_What this task involves_. Extract every line of the material that holds the string "icon".

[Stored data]
——————————

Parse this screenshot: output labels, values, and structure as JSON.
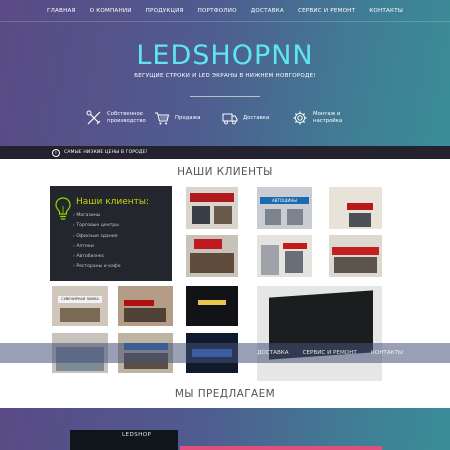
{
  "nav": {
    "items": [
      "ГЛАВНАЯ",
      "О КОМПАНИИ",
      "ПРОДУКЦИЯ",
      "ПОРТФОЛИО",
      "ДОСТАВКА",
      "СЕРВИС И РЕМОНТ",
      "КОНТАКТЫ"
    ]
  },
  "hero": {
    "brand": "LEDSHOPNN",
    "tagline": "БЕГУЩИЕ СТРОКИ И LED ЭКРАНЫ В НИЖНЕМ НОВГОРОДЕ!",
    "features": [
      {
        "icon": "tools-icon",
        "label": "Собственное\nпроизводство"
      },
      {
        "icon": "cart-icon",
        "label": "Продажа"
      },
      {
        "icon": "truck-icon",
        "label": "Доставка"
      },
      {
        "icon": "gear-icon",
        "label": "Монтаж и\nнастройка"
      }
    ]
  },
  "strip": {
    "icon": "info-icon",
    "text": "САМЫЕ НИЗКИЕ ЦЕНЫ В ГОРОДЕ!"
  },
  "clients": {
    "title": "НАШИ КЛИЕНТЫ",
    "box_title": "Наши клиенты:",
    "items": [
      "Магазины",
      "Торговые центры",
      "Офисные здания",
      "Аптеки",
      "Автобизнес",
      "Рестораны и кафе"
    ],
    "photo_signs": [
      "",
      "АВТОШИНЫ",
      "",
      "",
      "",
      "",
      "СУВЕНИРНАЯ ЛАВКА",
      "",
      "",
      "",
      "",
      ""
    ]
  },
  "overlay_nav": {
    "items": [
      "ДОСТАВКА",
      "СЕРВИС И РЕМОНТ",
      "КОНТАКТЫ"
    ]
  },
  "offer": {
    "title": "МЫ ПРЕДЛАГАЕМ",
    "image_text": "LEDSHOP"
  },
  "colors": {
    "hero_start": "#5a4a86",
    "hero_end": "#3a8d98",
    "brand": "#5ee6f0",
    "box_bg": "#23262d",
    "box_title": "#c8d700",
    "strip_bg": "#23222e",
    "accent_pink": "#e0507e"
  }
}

——————————

_Answer_.
        "icon": "tools-icon",
        "icon": "cart-icon",
        "icon": "truck-icon",
        "icon": "gear-icon",
    "icon": "info-icon",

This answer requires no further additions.